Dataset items

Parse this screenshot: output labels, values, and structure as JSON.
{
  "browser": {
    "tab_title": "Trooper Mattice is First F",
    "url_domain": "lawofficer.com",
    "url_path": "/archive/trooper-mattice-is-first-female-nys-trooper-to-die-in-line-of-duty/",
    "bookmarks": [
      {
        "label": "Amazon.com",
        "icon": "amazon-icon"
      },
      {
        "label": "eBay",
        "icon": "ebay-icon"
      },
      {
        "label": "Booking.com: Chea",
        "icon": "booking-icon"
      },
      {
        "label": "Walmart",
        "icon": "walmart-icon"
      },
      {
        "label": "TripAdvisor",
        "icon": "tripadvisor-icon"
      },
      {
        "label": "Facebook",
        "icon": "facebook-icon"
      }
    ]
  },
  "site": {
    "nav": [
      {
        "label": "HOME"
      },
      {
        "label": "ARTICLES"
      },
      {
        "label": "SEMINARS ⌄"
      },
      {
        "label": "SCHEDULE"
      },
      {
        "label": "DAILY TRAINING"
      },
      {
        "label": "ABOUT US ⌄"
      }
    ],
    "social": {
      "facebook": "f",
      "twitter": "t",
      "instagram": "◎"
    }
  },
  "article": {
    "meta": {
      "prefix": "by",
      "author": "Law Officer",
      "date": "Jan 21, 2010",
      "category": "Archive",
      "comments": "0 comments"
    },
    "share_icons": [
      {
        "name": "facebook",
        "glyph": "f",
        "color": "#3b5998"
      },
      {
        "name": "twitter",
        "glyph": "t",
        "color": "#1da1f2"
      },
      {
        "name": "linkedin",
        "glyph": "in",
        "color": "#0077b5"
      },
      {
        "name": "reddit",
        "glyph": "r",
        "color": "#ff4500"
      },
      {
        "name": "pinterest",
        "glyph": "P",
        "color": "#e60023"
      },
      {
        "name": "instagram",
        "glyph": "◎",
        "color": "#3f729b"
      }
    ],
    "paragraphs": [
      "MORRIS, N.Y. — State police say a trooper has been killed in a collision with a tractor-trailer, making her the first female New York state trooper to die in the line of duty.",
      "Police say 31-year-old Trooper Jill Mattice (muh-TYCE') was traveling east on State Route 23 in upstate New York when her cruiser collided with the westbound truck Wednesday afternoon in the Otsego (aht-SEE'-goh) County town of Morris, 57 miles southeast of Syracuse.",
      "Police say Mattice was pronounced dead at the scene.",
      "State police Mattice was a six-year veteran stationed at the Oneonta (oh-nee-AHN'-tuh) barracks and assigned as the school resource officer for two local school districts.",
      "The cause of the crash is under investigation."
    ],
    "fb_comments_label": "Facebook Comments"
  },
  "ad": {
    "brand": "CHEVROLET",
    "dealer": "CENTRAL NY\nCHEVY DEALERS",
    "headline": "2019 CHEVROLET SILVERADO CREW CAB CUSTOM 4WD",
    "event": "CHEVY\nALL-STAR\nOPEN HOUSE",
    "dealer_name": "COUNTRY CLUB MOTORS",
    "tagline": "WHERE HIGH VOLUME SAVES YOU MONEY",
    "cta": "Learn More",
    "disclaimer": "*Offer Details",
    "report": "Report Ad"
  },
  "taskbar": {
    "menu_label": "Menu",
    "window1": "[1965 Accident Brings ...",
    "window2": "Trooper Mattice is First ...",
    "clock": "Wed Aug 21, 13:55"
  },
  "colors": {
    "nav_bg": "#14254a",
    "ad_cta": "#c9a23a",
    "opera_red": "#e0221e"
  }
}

Prompt: Find all lines holding the string "CHEVROLET" and copy them.

Response below:
    "brand": "CHEVROLET",
    "headline": "2019 CHEVROLET SILVERADO CREW CAB CUSTOM 4WD",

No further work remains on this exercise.